§ What to produce:
Your task is to repeat the listing exactly.

Data excerpts:
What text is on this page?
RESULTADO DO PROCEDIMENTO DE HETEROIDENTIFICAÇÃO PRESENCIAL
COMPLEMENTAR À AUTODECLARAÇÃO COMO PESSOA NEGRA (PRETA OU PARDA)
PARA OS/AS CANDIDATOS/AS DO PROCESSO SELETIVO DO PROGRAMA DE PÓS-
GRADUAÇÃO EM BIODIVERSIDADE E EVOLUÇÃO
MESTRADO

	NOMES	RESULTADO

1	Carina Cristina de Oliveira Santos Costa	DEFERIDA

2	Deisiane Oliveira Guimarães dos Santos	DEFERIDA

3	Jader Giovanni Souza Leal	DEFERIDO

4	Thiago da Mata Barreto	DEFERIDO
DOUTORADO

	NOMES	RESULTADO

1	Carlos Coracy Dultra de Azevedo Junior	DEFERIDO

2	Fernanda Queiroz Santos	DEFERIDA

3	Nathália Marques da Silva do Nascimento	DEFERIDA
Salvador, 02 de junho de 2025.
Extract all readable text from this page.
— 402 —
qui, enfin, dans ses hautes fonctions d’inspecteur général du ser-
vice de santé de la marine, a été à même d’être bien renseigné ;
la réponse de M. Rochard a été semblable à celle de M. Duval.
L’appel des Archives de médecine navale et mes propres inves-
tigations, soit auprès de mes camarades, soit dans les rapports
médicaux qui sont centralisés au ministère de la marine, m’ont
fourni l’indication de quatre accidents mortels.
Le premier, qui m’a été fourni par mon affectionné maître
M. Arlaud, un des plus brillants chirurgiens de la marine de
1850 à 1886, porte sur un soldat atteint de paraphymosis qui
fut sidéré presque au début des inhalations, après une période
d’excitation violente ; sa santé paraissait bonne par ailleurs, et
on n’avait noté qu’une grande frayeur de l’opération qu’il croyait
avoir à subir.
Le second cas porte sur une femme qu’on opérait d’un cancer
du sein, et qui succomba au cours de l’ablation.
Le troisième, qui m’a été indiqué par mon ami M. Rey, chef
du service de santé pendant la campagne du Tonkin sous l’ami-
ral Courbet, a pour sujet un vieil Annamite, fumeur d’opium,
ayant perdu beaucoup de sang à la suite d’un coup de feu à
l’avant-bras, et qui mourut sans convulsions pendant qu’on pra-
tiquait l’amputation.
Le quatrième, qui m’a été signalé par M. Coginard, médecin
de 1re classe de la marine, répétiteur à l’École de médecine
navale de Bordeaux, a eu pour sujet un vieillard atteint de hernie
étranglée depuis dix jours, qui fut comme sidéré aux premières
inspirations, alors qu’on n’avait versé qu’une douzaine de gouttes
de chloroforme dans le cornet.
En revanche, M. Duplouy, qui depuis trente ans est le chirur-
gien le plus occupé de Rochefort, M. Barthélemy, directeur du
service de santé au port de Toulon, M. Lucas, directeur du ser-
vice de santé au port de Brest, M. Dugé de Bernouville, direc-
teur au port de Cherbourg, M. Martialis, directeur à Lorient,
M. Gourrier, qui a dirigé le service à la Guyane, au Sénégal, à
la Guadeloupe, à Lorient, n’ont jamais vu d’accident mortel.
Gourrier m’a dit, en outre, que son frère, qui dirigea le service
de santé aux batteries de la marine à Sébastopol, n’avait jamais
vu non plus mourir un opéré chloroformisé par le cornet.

§ The output:
What text is on this page?
RESULTADO DO PROCEDIMENTO DE HETEROIDENTIFICAÇÃO PRESENCIAL
COMPLEMENTAR À AUTODECLARAÇÃO COMO PESSOA NEGRA (PRETA OU PARDA)
PARA OS/AS CANDIDATOS/AS DO PROCESSO SELETIVO DO PROGRAMA DE PÓS-
GRADUAÇÃO EM BIODIVERSIDADE E EVOLUÇÃO
MESTRADO

	NOMES	RESULTADO

1	Carina Cristina de Oliveira Santos Costa	DEFERIDA

2	Deisiane Oliveira Guimarães dos Santos	DEFERIDA

3	Jader Giovanni Souza Leal	DEFERIDO

4	Thiago da Mata Barreto	DEFERIDO
DOUTORADO

	NOMES	RESULTADO

1	Carlos Coracy Dultra de Azevedo Junior	DEFERIDO

2	Fernanda Queiroz Santos	DEFERIDA

3	Nathália Marques da Silva do Nascimento	DEFERIDA
Salvador, 02 de junho de 2025.
Extract all readable text from this page.
— 402 —
qui, enfin, dans ses hautes fonctions d’inspecteur général du ser-
vice de santé de la marine, a été à même d’être bien renseigné ;
la réponse de M. Rochard a été semblable à celle de M. Duval.
L’appel des Archives de médecine navale et mes propres inves-
tigations, soit auprès de mes camarades, soit dans les rapports
médicaux qui sont centralisés au ministère de la marine, m’ont
fourni l’indication de quatre accidents mortels.
Le premier, qui m’a été fourni par mon affectionné maître
M. Arlaud, un des plus brillants chirurgiens de la marine de
1850 à 1886, porte sur un soldat atteint de paraphymosis qui
fut sidéré presque au début des inhalations, après une période
d’excitation violente ; sa santé paraissait bonne par ailleurs, et
on n’avait noté qu’une grande frayeur de l’opération qu’il croyait
avoir à subir.
Le second cas porte sur une femme qu’on opérait d’un cancer
du sein, et qui succomba au cours de l’ablation.
Le troisième, qui m’a été indiqué par mon ami M. Rey, chef
du service de santé pendant la campagne du Tonkin sous l’ami-
ral Courbet, a pour sujet un vieil Annamite, fumeur d’opium,
ayant perdu beaucoup de sang à la suite d’un coup de feu à
l’avant-bras, et qui mourut sans convulsions pendant qu’on pra-
tiquait l’amputation.
Le quatrième, qui m’a été signalé par M. Coginard, médecin
de 1re classe de la marine, répétiteur à l’École de médecine
navale de Bordeaux, a eu pour sujet un vieillard atteint de hernie
étranglée depuis dix jours, qui fut comme sidéré aux premières
inspirations, alors qu’on n’avait versé qu’une douzaine de gouttes
de chloroforme dans le cornet.
En revanche, M. Duplouy, qui depuis trente ans est le chirur-
gien le plus occupé de Rochefort, M. Barthélemy, directeur du
service de santé au port de Toulon, M. Lucas, directeur du ser-
vice de santé au port de Brest, M. Dugé de Bernouville, direc-
teur au port de Cherbourg, M. Martialis, directeur à Lorient,
M. Gourrier, qui a dirigé le service à la Guyane, au Sénégal, à
la Guadeloupe, à Lorient, n’ont jamais vu d’accident mortel.
Gourrier m’a dit, en outre, que son frère, qui dirigea le service
de santé aux batteries de la marine à Sébastopol, n’avait jamais
vu non plus mourir un opéré chloroformisé par le cornet.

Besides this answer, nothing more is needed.